**Goal:**
In the welcome thread below, repeat word for word everything from "We are in southern" down to "a sneak preview.".

**Page extract:**
# Hello from Michigan! :)



## WhiskersNquills (Apr 3, 2012)

Hello everyone! I'm excited to have joined this forum. I have owned mice on and off since I was a little girl and think they're such cute little critters. I am a hedgehog breeder and recently decided to add mice as a fun little hobby as well. I am starting from pet store mice, as I have not been able to locate any breeders close to me, but hope that with a little time I will know what I'm working with after a couple of breedings.  I am hoping to lean more towards long hair mice, if I am able to find any. I saw one a few months ago at a pet store and have decided to keep watching that particular store closely. *The pet store stalker** I'm not exactly "mouse color savy" or anything yet, but I am sure I will learn a lot through this forum! I look forward to getting to know all of you!


----------



## SarahY (Nov 6, 2008)

Welcome to FMB


----------



## WoodWitch (Oct 18, 2009)

Welcome amongst us


----------



## Laigaie (Mar 7, 2011)

Happy to have you! Tinyhart in Kansas has a quite nice group of longhairs, but I don't know anyone closer to you with them.


----------



## windyhill (Jan 19, 2010)

Welcome!


----------



## love2read (Aug 30, 2011)

Welcome to the forum!

Where in MI are you? I'm in northern OH and have some uber-fluffy Texel babies you could have. They're all Splash Foxes and are super cute!


----------



## WhiskersNquills (Apr 3, 2012)

love2read said:


> Welcome to the forum!
> 
> Where in MI are you? I'm in northern OH and have some uber-fluffy Texel babies you could have. They're all Splash Foxes and are super cute!


Thanks everyone!

We are in southern MI in the Metro Detroit area, so probably pretty close! I would definately be interested in getting a couple of them from you.


----------



## love2read (Aug 30, 2011)

Awesome! You're a little under 2 hours from me! 

I took pics of one or 2 of them a few days ago, so I'll try and get em resized and uploaded so you can get a sneak preview.

I'll shoot you a PM with more info.


----------

**Data provided:**
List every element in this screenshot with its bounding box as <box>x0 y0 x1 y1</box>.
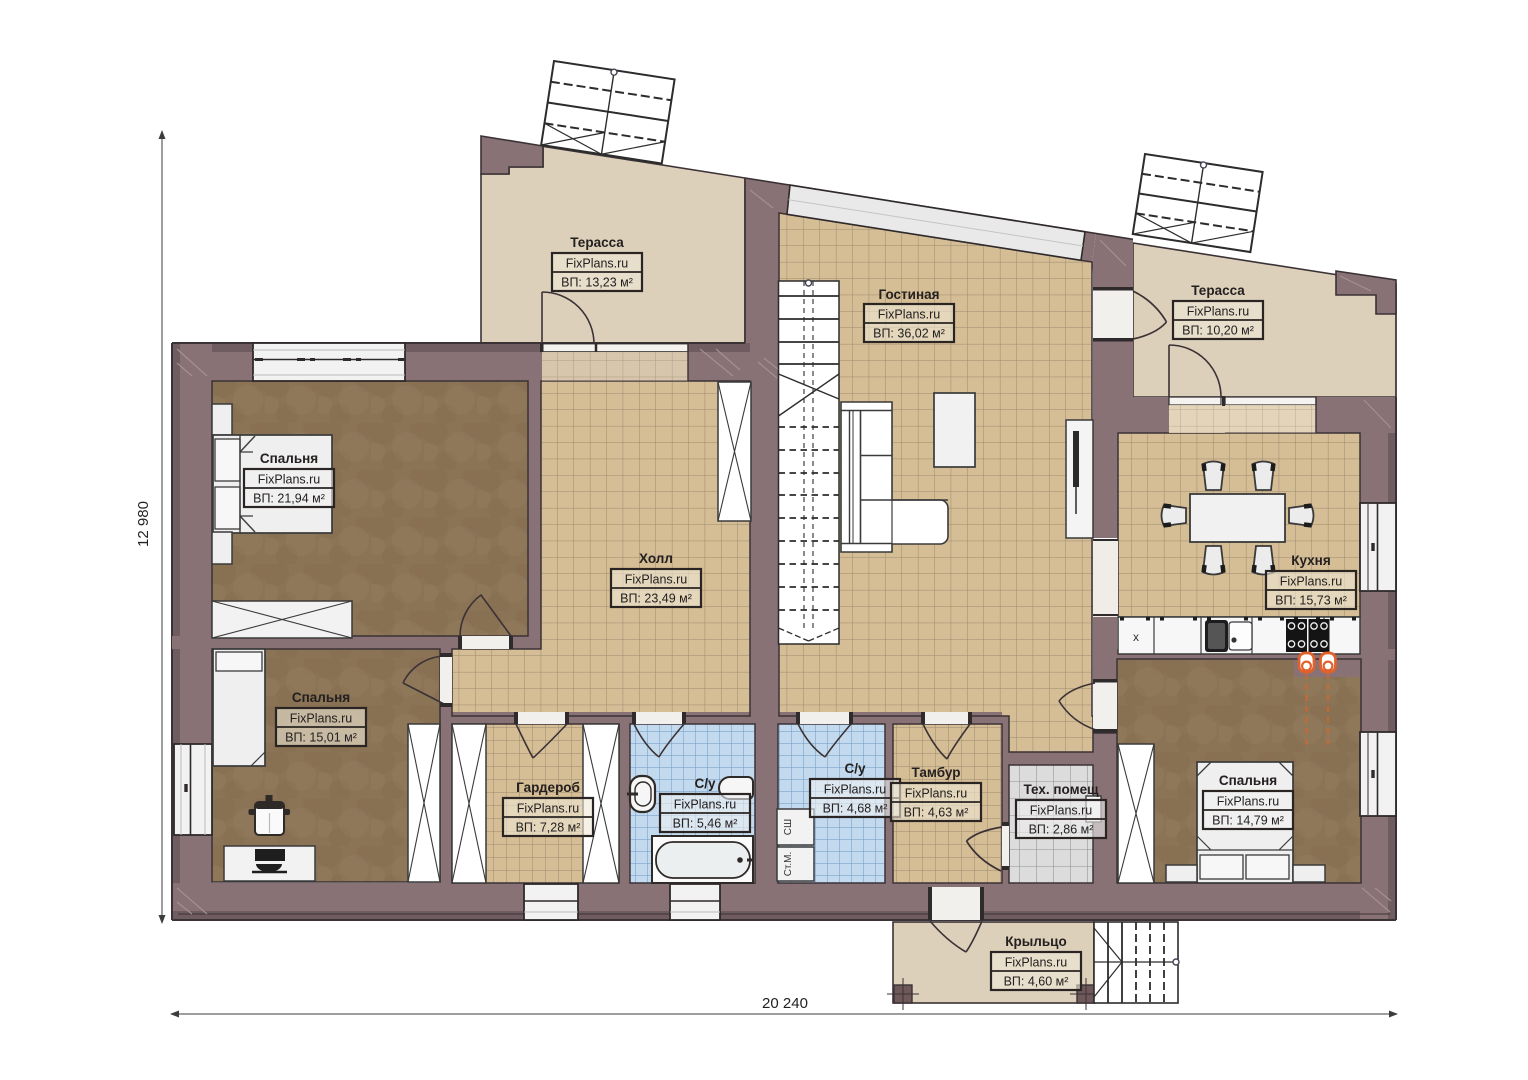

**Solved problem:**
We are in southern MI in the Metro Detroit area, so probably pretty close! I would definately be interested in getting a couple of them from you.


----------



## love2read (Aug 30, 2011)

Awesome! You're a little under 2 hours from me! 

I took pics of one or 2 of them a few days ago, so I'll try and get em resized and uploaded so you can get a sneak preview.